__Your instructions__
Lines holding the string "text" are the ones to copy from this listing.

==== Extracted information

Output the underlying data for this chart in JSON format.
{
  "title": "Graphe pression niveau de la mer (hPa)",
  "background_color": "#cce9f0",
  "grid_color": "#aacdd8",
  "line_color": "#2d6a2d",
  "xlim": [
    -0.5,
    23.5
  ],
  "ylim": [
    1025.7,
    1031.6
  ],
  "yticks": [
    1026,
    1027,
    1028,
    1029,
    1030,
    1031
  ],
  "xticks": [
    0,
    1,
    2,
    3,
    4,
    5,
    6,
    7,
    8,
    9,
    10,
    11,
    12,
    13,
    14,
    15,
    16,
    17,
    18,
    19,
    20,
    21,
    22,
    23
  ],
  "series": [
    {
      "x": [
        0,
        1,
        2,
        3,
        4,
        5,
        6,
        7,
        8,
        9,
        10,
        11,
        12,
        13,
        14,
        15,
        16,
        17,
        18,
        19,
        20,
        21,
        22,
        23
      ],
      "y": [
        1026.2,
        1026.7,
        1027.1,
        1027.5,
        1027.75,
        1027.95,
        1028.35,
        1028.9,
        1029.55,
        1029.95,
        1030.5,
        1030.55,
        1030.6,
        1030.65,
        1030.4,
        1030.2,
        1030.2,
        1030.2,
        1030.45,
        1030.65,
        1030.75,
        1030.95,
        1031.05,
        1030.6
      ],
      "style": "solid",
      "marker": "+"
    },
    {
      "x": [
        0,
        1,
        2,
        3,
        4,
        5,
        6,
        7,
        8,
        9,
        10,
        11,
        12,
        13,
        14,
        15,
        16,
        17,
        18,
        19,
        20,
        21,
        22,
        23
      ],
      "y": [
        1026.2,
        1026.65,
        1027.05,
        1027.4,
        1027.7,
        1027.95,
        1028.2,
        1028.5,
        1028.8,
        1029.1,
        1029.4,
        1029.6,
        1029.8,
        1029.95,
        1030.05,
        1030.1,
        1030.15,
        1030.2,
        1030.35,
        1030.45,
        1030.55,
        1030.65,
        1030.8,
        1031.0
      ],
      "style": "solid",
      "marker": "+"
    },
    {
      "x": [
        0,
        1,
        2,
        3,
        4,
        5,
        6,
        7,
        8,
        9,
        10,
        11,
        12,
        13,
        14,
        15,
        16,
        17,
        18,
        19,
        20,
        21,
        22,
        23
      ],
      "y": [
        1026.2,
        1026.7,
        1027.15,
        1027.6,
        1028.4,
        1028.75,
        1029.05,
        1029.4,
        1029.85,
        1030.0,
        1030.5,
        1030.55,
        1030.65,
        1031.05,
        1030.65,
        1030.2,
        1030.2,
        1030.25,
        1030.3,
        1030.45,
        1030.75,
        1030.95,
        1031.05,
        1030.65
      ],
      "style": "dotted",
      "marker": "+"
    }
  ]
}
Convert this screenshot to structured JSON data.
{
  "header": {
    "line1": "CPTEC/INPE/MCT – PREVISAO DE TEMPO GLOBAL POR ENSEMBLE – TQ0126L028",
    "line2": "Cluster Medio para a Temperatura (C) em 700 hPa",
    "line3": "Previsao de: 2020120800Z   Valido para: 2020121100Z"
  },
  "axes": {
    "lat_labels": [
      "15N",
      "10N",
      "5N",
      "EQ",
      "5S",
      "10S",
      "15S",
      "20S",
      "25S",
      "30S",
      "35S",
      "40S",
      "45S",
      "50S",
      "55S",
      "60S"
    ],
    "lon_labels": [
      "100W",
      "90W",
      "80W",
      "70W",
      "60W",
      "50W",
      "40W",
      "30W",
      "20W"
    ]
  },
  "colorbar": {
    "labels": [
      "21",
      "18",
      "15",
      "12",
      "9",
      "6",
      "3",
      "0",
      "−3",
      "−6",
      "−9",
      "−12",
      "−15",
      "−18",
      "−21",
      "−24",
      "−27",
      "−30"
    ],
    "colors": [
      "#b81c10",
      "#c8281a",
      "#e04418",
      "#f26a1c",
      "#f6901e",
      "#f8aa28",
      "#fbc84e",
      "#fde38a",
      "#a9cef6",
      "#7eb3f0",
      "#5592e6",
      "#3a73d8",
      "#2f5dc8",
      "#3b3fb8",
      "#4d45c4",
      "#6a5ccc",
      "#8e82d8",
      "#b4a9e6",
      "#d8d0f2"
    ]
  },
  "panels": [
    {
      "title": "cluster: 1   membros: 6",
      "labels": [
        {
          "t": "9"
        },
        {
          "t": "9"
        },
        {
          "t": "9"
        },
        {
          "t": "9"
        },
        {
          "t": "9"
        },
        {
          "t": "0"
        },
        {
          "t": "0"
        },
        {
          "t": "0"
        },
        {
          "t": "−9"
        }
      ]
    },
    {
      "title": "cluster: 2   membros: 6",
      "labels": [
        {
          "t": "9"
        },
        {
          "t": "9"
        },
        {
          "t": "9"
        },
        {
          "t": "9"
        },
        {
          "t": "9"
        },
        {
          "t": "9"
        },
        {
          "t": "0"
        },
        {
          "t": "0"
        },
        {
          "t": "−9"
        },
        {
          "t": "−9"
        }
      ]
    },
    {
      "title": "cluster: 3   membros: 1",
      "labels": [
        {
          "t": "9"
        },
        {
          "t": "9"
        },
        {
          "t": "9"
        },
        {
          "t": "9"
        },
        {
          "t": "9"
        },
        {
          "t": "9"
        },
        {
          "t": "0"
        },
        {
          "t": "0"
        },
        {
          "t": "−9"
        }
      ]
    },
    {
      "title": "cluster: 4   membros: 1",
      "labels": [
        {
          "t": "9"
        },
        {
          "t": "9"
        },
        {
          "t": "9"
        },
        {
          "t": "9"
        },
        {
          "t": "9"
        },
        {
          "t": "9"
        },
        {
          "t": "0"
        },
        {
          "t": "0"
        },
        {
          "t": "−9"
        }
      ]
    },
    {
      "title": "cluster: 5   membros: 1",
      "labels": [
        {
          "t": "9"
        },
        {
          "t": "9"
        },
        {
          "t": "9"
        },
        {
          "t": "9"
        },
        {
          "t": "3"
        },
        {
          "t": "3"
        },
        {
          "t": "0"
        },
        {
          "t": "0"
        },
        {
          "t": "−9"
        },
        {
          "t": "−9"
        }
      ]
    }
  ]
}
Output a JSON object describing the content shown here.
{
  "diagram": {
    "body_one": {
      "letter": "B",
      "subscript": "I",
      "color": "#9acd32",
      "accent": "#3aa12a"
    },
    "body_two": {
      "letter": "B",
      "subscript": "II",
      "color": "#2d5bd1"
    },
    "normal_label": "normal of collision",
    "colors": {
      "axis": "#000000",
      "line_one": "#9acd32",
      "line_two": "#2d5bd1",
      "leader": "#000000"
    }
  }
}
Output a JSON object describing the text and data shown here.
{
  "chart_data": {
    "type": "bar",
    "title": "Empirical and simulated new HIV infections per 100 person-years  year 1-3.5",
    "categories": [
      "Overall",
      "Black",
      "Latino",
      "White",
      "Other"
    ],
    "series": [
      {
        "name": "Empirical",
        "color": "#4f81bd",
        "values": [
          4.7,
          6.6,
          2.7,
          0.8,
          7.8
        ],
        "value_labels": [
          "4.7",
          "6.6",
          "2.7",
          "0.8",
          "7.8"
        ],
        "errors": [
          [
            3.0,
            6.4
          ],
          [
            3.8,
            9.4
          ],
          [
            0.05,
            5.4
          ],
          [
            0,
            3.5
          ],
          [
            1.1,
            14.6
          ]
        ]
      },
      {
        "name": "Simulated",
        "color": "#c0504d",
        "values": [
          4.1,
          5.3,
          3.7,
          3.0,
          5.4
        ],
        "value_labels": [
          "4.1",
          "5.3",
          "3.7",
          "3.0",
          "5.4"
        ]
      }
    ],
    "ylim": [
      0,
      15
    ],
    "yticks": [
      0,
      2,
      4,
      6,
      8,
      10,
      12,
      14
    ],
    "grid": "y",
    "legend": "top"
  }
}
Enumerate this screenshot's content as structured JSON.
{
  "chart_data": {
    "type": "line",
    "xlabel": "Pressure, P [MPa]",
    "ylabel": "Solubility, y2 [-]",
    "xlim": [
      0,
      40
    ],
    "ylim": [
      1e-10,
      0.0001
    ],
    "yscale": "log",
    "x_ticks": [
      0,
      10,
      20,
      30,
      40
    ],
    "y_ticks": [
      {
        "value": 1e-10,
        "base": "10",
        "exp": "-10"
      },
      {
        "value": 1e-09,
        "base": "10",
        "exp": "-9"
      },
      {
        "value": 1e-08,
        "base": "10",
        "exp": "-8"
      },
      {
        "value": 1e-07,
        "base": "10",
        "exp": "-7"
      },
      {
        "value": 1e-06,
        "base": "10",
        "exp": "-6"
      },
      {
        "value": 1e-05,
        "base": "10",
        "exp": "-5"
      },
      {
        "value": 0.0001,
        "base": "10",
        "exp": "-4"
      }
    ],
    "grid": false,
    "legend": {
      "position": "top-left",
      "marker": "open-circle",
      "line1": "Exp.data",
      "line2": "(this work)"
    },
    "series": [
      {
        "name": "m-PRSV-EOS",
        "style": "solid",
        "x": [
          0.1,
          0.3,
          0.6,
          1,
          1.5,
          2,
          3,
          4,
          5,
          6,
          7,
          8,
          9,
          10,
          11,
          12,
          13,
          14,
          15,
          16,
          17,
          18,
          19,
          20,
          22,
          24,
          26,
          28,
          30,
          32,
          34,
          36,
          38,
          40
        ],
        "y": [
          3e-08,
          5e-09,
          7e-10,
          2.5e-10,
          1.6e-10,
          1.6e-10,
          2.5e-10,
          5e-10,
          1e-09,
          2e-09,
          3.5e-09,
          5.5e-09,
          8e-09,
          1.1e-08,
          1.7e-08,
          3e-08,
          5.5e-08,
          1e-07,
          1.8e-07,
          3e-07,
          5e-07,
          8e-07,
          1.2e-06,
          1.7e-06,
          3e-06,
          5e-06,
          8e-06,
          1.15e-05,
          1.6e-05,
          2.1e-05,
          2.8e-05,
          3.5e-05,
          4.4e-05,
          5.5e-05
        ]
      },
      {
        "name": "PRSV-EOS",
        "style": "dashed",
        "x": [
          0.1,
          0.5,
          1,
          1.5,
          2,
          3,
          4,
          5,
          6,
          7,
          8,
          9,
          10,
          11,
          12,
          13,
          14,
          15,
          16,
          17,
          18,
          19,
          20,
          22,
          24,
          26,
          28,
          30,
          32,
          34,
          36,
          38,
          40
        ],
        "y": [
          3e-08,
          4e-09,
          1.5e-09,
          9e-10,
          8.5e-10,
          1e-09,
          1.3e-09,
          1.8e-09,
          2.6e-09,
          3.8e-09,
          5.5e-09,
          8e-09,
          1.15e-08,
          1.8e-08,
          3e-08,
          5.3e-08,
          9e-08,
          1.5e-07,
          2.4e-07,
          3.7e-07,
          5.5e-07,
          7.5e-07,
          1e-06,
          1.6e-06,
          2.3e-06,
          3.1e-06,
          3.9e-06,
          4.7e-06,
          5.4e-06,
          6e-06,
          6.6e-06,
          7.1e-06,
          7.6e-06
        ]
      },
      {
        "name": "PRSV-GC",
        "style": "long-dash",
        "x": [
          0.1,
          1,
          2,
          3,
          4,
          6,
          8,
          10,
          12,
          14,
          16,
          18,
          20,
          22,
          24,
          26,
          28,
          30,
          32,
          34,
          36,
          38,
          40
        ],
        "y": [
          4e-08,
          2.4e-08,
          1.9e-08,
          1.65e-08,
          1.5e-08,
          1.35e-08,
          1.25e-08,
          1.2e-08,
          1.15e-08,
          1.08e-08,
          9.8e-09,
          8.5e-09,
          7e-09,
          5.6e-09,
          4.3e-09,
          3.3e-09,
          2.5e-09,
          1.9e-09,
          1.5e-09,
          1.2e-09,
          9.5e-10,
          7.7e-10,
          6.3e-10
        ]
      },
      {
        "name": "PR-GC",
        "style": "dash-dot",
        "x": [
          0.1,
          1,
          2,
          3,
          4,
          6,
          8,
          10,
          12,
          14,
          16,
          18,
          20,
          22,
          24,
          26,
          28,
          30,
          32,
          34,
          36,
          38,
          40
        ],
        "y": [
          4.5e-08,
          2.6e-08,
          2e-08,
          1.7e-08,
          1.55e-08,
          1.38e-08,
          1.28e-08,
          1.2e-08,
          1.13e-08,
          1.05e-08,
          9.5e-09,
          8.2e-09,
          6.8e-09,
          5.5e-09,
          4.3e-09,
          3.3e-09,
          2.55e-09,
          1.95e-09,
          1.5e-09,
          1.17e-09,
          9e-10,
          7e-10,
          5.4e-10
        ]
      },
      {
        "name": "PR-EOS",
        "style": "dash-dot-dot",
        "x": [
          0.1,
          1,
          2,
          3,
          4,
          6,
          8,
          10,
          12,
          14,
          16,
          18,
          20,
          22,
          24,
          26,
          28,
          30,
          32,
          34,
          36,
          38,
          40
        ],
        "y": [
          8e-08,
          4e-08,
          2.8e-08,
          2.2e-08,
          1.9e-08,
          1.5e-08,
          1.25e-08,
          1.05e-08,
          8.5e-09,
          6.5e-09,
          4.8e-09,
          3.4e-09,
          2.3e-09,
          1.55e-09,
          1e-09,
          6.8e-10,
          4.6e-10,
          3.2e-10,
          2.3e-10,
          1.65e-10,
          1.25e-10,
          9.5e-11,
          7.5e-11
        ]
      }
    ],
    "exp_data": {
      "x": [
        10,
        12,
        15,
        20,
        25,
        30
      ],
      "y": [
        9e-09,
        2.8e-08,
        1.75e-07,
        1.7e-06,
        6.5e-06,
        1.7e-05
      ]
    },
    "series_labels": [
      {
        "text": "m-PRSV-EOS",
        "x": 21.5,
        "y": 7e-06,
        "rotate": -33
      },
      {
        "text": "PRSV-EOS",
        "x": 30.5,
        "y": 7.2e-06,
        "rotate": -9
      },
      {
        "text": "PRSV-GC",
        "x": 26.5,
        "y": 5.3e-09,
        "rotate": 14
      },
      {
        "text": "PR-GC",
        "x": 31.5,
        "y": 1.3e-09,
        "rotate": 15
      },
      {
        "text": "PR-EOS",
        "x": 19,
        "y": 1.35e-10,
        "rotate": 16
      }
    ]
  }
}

========

__Response to the exercise__
Output a JSON object describing the text and data shown here.
        "text": "m-PRSV-EOS",
        "text": "PRSV-EOS",
        "text": "PRSV-GC",
        "text": "PR-GC",
        "text": "PR-EOS",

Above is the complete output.